• _Objective_
Extract all of the data and reproduce it precisely.

• _Task inputs_
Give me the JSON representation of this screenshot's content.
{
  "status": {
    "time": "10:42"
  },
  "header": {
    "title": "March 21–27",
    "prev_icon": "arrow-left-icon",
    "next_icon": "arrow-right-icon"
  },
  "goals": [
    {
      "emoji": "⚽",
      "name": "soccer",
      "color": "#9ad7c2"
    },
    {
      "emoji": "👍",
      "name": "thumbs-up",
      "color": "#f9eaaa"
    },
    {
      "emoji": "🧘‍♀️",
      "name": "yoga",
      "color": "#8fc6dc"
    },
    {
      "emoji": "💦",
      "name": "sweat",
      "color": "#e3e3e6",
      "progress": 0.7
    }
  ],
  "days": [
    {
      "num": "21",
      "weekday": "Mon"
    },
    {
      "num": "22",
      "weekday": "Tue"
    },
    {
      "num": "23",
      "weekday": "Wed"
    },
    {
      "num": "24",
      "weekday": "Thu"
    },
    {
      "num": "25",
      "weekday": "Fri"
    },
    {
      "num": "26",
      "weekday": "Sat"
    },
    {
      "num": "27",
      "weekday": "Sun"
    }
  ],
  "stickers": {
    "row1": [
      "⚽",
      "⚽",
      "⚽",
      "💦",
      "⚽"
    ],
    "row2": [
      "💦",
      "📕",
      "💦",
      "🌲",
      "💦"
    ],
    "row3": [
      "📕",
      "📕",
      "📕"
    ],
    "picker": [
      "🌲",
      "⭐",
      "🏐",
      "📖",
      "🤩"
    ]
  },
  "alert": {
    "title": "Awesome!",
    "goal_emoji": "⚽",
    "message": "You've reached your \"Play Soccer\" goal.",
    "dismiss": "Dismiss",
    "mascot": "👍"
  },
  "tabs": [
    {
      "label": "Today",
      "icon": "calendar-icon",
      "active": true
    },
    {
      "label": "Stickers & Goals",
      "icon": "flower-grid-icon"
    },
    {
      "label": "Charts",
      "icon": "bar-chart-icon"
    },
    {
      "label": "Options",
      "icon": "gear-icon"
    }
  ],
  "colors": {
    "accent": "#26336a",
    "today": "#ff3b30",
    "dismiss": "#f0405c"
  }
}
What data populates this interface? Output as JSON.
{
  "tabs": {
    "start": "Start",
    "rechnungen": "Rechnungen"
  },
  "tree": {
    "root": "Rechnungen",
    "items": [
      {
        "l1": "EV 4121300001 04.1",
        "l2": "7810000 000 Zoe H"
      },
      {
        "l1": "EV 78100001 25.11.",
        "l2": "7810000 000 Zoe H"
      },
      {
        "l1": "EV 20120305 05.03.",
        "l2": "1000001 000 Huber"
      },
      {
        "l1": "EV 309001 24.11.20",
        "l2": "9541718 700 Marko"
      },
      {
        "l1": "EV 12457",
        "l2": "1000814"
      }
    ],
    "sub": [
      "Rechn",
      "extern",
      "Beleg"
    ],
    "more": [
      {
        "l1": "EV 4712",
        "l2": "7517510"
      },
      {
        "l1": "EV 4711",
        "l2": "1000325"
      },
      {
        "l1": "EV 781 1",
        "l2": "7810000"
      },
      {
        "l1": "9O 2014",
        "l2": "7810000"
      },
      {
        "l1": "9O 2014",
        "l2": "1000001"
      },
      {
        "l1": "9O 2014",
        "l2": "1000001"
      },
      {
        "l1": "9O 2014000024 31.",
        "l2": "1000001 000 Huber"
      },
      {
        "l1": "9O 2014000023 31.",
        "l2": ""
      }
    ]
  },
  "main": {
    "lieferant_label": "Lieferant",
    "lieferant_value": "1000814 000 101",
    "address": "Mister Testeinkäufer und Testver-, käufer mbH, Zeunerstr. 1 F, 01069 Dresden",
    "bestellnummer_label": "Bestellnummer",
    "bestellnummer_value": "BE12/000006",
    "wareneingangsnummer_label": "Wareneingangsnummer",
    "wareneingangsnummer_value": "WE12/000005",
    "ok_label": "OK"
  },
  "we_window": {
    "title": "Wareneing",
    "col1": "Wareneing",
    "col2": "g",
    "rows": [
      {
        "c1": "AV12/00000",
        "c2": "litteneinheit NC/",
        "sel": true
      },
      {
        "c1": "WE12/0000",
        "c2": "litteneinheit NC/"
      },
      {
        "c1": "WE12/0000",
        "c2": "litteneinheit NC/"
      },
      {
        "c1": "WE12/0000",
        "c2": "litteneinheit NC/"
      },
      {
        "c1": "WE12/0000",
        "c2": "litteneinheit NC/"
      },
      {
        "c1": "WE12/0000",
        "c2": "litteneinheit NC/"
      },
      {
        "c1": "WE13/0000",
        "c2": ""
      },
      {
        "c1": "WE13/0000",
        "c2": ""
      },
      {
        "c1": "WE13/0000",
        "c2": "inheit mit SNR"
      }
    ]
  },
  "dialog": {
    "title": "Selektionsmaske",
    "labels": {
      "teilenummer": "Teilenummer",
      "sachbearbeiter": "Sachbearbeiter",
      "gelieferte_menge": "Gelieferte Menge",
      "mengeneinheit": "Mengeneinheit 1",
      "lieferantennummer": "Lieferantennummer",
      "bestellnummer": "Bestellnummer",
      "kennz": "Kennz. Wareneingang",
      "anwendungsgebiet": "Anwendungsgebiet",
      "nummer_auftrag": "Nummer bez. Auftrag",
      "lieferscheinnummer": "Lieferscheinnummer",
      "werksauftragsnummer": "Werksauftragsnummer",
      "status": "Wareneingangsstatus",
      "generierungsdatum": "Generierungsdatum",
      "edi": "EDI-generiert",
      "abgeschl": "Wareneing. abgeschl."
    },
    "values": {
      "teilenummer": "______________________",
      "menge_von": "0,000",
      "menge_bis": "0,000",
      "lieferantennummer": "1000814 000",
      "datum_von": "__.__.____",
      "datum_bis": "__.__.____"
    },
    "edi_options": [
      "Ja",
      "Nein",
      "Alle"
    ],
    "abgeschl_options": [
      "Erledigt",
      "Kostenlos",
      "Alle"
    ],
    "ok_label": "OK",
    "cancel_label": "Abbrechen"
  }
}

• _Task output_
Give me the JSON representation of this screenshot's content.
{
  "status": {
    "time": "10:42"
  },
  "header": {
    "title": "March 21–27",
    "prev_icon": "arrow-left-icon",
    "next_icon": "arrow-right-icon"
  },
  "goals": [
    {
      "emoji": "⚽",
      "name": "soccer",
      "color": "#9ad7c2"
    },
    {
      "emoji": "👍",
      "name": "thumbs-up",
      "color": "#f9eaaa"
    },
    {
      "emoji": "🧘‍♀️",
      "name": "yoga",
      "color": "#8fc6dc"
    },
    {
      "emoji": "💦",
      "name": "sweat",
      "color": "#e3e3e6",
      "progress": 0.7
    }
  ],
  "days": [
    {
      "num": "21",
      "weekday": "Mon"
    },
    {
      "num": "22",
      "weekday": "Tue"
    },
    {
      "num": "23",
      "weekday": "Wed"
    },
    {
      "num": "24",
      "weekday": "Thu"
    },
    {
      "num": "25",
      "weekday": "Fri"
    },
    {
      "num": "26",
      "weekday": "Sat"
    },
    {
      "num": "27",
      "weekday": "Sun"
    }
  ],
  "stickers": {
    "row1": [
      "⚽",
      "⚽",
      "⚽",
      "💦",
      "⚽"
    ],
    "row2": [
      "💦",
      "📕",
      "💦",
      "🌲",
      "💦"
    ],
    "row3": [
      "📕",
      "📕",
      "📕"
    ],
    "picker": [
      "🌲",
      "⭐",
      "🏐",
      "📖",
      "🤩"
    ]
  },
  "alert": {
    "title": "Awesome!",
    "goal_emoji": "⚽",
    "message": "You've reached your \"Play Soccer\" goal.",
    "dismiss": "Dismiss",
    "mascot": "👍"
  },
  "tabs": [
    {
      "label": "Today",
      "icon": "calendar-icon",
      "active": true
    },
    {
      "label": "Stickers & Goals",
      "icon": "flower-grid-icon"
    },
    {
      "label": "Charts",
      "icon": "bar-chart-icon"
    },
    {
      "label": "Options",
      "icon": "gear-icon"
    }
  ],
  "colors": {
    "accent": "#26336a",
    "today": "#ff3b30",
    "dismiss": "#f0405c"
  }
}
What data populates this interface? Output as JSON.
{
  "tabs": {
    "start": "Start",
    "rechnungen": "Rechnungen"
  },
  "tree": {
    "root": "Rechnungen",
    "items": [
      {
        "l1": "EV 4121300001 04.1",
        "l2": "7810000 000 Zoe H"
      },
      {
        "l1": "EV 78100001 25.11.",
        "l2": "7810000 000 Zoe H"
      },
      {
        "l1": "EV 20120305 05.03.",
        "l2": "1000001 000 Huber"
      },
      {
        "l1": "EV 309001 24.11.20",
        "l2": "9541718 700 Marko"
      },
      {
        "l1": "EV 12457",
        "l2": "1000814"
      }
    ],
    "sub": [
      "Rechn",
      "extern",
      "Beleg"
    ],
    "more": [
      {
        "l1": "EV 4712",
        "l2": "7517510"
      },
      {
        "l1": "EV 4711",
        "l2": "1000325"
      },
      {
        "l1": "EV 781 1",
        "l2": "7810000"
      },
      {
        "l1": "9O 2014",
        "l2": "7810000"
      },
      {
        "l1": "9O 2014",
        "l2": "1000001"
      },
      {
        "l1": "9O 2014",
        "l2": "1000001"
      },
      {
        "l1": "9O 2014000024 31.",
        "l2": "1000001 000 Huber"
      },
      {
        "l1": "9O 2014000023 31.",
        "l2": ""
      }
    ]
  },
  "main": {
    "lieferant_label": "Lieferant",
    "lieferant_value": "1000814 000 101",
    "address": "Mister Testeinkäufer und Testver-, käufer mbH, Zeunerstr. 1 F, 01069 Dresden",
    "bestellnummer_label": "Bestellnummer",
    "bestellnummer_value": "BE12/000006",
    "wareneingangsnummer_label": "Wareneingangsnummer",
    "wareneingangsnummer_value": "WE12/000005",
    "ok_label": "OK"
  },
  "we_window": {
    "title": "Wareneing",
    "col1": "Wareneing",
    "col2": "g",
    "rows": [
      {
        "c1": "AV12/00000",
        "c2": "litteneinheit NC/",
        "sel": true
      },
      {
        "c1": "WE12/0000",
        "c2": "litteneinheit NC/"
      },
      {
        "c1": "WE12/0000",
        "c2": "litteneinheit NC/"
      },
      {
        "c1": "WE12/0000",
        "c2": "litteneinheit NC/"
      },
      {
        "c1": "WE12/0000",
        "c2": "litteneinheit NC/"
      },
      {
        "c1": "WE12/0000",
        "c2": "litteneinheit NC/"
      },
      {
        "c1": "WE13/0000",
        "c2": ""
      },
      {
        "c1": "WE13/0000",
        "c2": ""
      },
      {
        "c1": "WE13/0000",
        "c2": "inheit mit SNR"
      }
    ]
  },
  "dialog": {
    "title": "Selektionsmaske",
    "labels": {
      "teilenummer": "Teilenummer",
      "sachbearbeiter": "Sachbearbeiter",
      "gelieferte_menge": "Gelieferte Menge",
      "mengeneinheit": "Mengeneinheit 1",
      "lieferantennummer": "Lieferantennummer",
      "bestellnummer": "Bestellnummer",
      "kennz": "Kennz. Wareneingang",
      "anwendungsgebiet": "Anwendungsgebiet",
      "nummer_auftrag": "Nummer bez. Auftrag",
      "lieferscheinnummer": "Lieferscheinnummer",
      "werksauftragsnummer": "Werksauftragsnummer",
      "status": "Wareneingangsstatus",
      "generierungsdatum": "Generierungsdatum",
      "edi": "EDI-generiert",
      "abgeschl": "Wareneing. abgeschl."
    },
    "values": {
      "teilenummer": "______________________",
      "menge_von": "0,000",
      "menge_bis": "0,000",
      "lieferantennummer": "1000814 000",
      "datum_von": "__.__.____",
      "datum_bis": "__.__.____"
    },
    "edi_options": [
      "Ja",
      "Nein",
      "Alle"
    ],
    "abgeschl_options": [
      "Erledigt",
      "Kostenlos",
      "Alle"
    ],
    "ok_label": "OK",
    "cancel_label": "Abbrechen"
  }
}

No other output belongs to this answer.